> Tasks to complete:
a. From the SAP HANA disaster recovery guide, extract the passage starting with "Starting with SAP" and going on through "effect on Google Cloud.", word for word.
b. Please continue the SAP HANA disaster recovery guide, not the items, from the point where it stops.

This guide provides an overview of disaster recovery options for SAP HANA systems deployed on Google Cloud.
This guide is not intended to replace the standard SAP documentation.
Preparing for disaster recovery
To prepare for disasters, you can use SAP HANA system replication to a secondary SAP HANA system, take backups of SAP HANA to enable recovery, or use both.
For mission critical workloads that require fast recovery times, use HANA system replication to minimize downtime. Using backups to recover a system costs less but takes longer, in that a new system must be created and then the backups restored into it to recover to the desired point in time.
In either case, you must use network-based redirection to redirect client applications that use the SAP HANA system to the IP address of the replacement system once it is available. For more information, see the SAP HANA Administration Guide.
Starting with SAP HANA SPS09, you can use the Python-based API included with SAP HANA to create your own high-availability/disaster-recovery (HA/DR) provider and integrate it with the SAP HANA System Replication takeover process to automate tasks like redirecting database client connections from the primary system to the secondary system after a takeover. For more information, see Implementing a HA/DR Provider.
Note that any restrictions defined by SAP, including distance limitation for synchronous replication, are also in effect on Google Cloud.
Disaster recovery using SAP HANA System Replication
To maximize infrastructure resource utilization and to cost-optimize your DR solution, you can use the secondary system for non-production use cases, such as for a development or QA system. In this case, the secondary system isn't preloaded with data, so the failover time is longer than having the secondary system preloaded with data and kept in sync with the primary system.
HANA 2 SPS00 includes support for Active/Active (read enabled) configuration mode, which enables SAP HANA system replication to support read access on the secondary system. For more information, see Active/Active (Read Enabled).
Both synchronous and asynchronous replication are supported when using SAP HANA system replication with Google Cloud.
If possible, we recommend using synchronous replication, where SQL transactions are not committed on the primary database instance until they are committed on the standby instance. This keeps the standby instance 100% in sync and ensures a zero recovery point objective. Synchronous replication can be used for instances that reside in any zones within the same region.
If the standby system is in a different region than the primary system, use asynchronous replication, where there is no wait for the standby instance to acknowledge the data before the commit on the primary instance. In this scenario, you might lose small amounts of data if a disaster happens. A tradeoff is that asynchronous replication gives you a greater than zero recovery point objective.
For all replication scenarios, you must manually perform a takeover on the standby system to start disaster recovery. You also need to manually redirect any applications that use the SAP HANA database to target the instance it has failed over to in the standby system.
Choose the HANA System Replication option that best fits your business needs, such as recovery time objective (RTO), and recovery point objective (RPO). For more information, see Replication Modes for SAP HANA System Replication.
SAP HANA System Replication with preload
In this scenario, your SAP HANA system is replicated to a dedicated standby system. The SAP HANA database is replicated to a Compute Engine VM that has a unique hostname and its own persistent disks attached. All of the SAP HANA data is loaded into memory on the standby system. If you have to failover, the failover time only takes around 90 seconds because all of the data is preloaded.

> Entries:
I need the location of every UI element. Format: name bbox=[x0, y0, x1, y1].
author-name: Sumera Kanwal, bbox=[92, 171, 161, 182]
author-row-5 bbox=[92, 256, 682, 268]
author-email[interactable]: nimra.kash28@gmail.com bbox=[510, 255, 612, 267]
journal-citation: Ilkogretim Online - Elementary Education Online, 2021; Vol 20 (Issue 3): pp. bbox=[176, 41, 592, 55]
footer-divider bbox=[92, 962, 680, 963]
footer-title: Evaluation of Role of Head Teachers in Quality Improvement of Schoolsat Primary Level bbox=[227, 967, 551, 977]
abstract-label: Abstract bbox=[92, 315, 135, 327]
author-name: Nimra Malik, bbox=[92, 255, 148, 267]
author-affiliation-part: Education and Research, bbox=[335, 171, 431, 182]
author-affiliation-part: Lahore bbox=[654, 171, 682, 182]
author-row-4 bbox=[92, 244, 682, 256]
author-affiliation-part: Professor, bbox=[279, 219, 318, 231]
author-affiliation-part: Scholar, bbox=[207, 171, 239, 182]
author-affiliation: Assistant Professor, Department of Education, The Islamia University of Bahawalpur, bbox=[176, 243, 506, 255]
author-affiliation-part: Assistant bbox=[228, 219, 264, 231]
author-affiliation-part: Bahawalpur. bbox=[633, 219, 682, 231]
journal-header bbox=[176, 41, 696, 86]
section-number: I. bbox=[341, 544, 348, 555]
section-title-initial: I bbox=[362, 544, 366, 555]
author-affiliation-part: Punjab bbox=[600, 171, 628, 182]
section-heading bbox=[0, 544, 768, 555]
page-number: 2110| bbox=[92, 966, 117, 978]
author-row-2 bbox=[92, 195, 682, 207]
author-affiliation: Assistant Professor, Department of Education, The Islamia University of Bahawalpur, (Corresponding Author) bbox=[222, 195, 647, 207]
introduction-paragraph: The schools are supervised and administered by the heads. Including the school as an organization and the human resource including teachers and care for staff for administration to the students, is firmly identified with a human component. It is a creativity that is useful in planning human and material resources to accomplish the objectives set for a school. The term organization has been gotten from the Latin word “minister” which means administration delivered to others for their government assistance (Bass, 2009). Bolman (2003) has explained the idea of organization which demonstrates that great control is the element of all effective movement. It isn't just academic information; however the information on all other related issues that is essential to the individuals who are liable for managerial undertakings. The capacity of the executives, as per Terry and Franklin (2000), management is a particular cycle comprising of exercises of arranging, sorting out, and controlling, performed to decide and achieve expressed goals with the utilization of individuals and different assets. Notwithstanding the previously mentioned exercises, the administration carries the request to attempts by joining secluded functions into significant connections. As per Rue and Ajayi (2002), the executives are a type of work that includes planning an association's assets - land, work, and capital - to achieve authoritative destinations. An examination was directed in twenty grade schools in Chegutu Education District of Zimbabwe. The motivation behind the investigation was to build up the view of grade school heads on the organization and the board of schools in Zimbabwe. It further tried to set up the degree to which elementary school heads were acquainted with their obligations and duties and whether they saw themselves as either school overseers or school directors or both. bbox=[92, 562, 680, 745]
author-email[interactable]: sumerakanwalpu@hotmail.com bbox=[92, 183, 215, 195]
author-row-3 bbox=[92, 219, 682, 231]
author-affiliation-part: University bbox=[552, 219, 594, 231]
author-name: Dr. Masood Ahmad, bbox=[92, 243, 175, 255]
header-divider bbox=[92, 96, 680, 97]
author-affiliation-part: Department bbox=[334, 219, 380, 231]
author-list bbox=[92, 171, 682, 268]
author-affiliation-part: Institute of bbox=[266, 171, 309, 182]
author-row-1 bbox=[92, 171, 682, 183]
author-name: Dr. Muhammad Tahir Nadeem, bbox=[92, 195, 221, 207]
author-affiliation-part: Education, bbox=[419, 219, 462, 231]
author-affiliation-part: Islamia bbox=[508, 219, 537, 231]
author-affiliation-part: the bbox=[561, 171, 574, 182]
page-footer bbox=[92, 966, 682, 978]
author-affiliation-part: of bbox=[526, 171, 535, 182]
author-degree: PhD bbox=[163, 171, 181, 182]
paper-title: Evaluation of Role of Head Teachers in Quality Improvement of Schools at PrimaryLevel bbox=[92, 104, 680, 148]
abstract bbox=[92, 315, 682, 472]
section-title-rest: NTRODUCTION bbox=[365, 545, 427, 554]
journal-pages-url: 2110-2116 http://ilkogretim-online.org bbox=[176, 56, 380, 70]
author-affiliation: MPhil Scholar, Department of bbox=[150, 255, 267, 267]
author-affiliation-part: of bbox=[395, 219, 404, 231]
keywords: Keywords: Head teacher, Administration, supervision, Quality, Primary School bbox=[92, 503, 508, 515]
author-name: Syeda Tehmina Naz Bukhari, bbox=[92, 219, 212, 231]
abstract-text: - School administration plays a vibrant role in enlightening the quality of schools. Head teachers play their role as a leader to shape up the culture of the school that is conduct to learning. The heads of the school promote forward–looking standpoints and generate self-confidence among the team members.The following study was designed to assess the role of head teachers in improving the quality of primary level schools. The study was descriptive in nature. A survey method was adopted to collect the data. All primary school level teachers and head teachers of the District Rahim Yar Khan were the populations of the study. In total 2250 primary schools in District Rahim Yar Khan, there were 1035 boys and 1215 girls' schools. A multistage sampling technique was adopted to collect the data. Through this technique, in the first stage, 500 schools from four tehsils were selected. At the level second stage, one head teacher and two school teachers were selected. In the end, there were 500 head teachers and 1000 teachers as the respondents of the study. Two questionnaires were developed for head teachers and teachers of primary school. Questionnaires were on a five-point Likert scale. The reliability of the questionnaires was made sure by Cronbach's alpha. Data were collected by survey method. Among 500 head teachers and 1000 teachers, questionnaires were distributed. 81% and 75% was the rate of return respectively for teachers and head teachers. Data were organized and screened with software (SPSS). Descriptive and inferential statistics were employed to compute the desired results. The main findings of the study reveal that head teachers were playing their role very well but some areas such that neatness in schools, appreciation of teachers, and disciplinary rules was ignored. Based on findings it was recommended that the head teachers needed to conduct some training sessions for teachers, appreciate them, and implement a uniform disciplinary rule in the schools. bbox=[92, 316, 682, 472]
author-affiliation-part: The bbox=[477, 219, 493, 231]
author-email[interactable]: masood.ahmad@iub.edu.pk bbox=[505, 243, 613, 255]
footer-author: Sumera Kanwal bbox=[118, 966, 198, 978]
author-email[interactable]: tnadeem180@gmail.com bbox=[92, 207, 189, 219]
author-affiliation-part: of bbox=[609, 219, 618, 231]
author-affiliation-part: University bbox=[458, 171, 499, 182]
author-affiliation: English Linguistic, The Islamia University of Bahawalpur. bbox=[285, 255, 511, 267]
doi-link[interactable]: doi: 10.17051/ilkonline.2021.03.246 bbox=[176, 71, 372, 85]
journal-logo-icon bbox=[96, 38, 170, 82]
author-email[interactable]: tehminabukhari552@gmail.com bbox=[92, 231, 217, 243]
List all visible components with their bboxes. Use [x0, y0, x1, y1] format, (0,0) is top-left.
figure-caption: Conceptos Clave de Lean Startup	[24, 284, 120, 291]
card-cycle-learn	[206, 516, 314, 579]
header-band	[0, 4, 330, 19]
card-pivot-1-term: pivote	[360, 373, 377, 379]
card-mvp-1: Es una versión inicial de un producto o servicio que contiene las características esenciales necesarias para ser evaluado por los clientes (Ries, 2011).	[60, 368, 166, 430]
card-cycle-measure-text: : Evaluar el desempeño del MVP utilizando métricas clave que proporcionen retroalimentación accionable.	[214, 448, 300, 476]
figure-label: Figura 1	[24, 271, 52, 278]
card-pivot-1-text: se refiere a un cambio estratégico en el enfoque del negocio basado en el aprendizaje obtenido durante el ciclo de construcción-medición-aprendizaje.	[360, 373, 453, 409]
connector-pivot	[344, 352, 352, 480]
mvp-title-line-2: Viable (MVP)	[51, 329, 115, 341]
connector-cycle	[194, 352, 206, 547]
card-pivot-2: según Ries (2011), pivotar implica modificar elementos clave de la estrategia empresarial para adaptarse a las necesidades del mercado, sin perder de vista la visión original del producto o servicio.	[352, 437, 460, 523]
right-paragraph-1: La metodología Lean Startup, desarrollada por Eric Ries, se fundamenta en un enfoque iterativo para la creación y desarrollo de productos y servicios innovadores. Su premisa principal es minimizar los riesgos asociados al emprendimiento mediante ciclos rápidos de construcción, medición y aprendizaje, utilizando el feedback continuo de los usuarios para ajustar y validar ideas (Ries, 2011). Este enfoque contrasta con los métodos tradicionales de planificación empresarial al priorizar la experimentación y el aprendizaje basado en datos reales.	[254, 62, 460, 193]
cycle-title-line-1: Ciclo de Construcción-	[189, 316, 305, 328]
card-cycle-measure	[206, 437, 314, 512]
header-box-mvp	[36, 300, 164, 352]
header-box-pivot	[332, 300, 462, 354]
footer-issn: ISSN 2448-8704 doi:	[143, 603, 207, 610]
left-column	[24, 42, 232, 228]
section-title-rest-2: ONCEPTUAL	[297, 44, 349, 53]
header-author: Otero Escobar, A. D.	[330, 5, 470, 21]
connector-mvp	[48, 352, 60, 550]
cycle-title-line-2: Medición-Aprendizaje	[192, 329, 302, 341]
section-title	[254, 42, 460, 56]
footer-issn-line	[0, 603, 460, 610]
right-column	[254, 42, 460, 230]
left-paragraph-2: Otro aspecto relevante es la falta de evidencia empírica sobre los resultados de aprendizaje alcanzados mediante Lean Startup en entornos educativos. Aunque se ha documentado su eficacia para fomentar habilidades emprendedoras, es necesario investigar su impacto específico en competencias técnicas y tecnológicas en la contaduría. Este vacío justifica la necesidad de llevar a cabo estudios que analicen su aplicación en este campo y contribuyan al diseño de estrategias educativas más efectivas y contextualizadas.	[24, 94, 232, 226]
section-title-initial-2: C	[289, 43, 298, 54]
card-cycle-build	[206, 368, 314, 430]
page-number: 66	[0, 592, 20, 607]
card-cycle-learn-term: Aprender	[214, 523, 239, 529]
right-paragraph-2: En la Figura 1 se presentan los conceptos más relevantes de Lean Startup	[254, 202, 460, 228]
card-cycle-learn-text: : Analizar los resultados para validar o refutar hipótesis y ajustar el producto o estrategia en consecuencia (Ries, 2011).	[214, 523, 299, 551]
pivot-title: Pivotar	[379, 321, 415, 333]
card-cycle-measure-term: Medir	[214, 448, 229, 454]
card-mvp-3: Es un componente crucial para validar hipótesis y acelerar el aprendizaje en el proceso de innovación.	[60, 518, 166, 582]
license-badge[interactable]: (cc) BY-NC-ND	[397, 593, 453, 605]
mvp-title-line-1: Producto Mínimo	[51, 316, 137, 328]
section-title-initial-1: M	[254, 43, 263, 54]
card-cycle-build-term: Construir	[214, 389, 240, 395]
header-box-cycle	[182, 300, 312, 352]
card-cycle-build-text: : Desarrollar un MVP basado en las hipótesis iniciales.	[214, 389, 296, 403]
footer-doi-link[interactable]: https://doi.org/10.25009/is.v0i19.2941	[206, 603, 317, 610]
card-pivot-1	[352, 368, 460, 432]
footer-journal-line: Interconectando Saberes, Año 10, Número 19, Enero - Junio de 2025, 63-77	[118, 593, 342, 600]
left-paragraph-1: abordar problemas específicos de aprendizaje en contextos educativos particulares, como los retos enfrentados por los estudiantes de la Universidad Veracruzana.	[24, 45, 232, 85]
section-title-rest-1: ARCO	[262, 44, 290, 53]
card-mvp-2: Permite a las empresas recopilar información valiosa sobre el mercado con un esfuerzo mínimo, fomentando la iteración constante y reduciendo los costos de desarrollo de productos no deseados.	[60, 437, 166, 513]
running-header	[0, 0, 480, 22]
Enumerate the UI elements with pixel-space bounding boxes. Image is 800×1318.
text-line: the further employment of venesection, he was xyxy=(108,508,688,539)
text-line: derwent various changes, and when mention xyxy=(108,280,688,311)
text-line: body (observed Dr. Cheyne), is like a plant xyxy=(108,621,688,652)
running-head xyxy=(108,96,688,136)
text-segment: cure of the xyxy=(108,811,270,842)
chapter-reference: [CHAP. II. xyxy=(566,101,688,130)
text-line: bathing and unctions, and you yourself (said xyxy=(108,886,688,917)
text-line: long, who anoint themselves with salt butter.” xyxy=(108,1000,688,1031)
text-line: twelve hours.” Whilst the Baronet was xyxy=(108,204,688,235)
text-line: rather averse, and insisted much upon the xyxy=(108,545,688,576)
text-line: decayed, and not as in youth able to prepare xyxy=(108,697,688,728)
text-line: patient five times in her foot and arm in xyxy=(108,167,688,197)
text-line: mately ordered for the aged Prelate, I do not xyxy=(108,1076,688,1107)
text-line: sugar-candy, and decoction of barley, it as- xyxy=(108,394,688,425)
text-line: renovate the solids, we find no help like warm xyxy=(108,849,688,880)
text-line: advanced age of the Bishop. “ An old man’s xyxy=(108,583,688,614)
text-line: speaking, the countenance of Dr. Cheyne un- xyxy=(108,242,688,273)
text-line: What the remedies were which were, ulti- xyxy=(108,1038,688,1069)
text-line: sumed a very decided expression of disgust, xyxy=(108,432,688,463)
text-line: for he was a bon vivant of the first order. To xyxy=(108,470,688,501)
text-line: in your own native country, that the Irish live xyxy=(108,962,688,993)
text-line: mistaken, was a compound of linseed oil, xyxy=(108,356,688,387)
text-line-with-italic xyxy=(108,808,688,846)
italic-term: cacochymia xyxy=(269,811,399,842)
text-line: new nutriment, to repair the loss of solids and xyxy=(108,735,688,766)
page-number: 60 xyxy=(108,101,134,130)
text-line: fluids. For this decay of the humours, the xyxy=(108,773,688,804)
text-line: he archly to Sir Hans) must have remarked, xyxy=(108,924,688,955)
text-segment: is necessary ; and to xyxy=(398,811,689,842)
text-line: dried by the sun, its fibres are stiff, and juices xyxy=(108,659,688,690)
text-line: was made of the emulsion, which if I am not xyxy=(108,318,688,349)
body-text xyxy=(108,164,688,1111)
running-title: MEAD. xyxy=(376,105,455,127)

> Answers below:
a.
Starting with SAP HANA SPS09, you can use the Python-based API included with SAP HANA to create your own high-availability/disaster-recovery (HA/DR) provider and integrate it with the SAP HANA System Replication takeover process to automate tasks like redirecting database client connections from the primary system to the secondary system after a takeover. For more information, see Implementing a HA/DR Provider.
Note that any restrictions defined by SAP, including distance limitation for synchronous replication, are also in effect on Google Cloud.

b.
For more information about SAP HANA System Replication with preload, see the System Replication section in SAP HANA – High Availability.
SAP HANA System Replication without preload
In this scenario, your SAP HANA system is replicated to a dedicated standby system. The SAP HANA database is replicated to a Compute Engine VM that has a unique hostname and its own persistent disks attached. The SAP HANA data is not loaded into memory on the standby system. If you have to fail over, the failover time can take from minutes to hours, depending on the size of your dataset.
When you don't preload the data, the memory requirements for the Compute Engine VM that hosts the SAP HANA database are much smaller. The VM only needs either 64 GB of memory, or the amount of memory which is consumed by the rowstore on the target host, whichever is larger. You can get information about the rowstore memory footprint by running the following query:
SELECT round (sum(USED_FIXED_PART_SIZE + USED_VARIABLE_PART_SIZE)/1024/1024) AS "Row Tables MB" FROM M_RS_TABLES;
The reduced memory requirement gives you cost-saving options when choosing a Compute Engine machine type.
You can use a machine type that has low memory specifications for hosting the SAP HANA database in the standby system to lower your running cost. A low-memory VM isn't supported for SAP HANA in a production system, but you could use this lower-cost VM to perform a takeover in a disaster-recovery scenario, and then can modify the VM afterwards to change the machine type to one with a supported amount of memory. To do this, you must stop the VM to perform the upgrade, and so will have additional downtime before the SAP HANA system is available.
You can use a high-memory machine type for hosting the SAP HANA database in the standby system, and can share it with development or test systems to improve your return on investment. You can set the global allocation limit for the SAP HANA database to 64 GB by following the instructions at Change the Global Memory Allocation Limit, leaving the rest of the memory for other systems to use. When the standby system is needed, shut down dev and test operations, perform a takeover, and then remove the global allocation limit.
You can use either synchronous and asynchronous replication without preload. However, synchronous replication requires that the source and target instances be in the same Google Cloud region.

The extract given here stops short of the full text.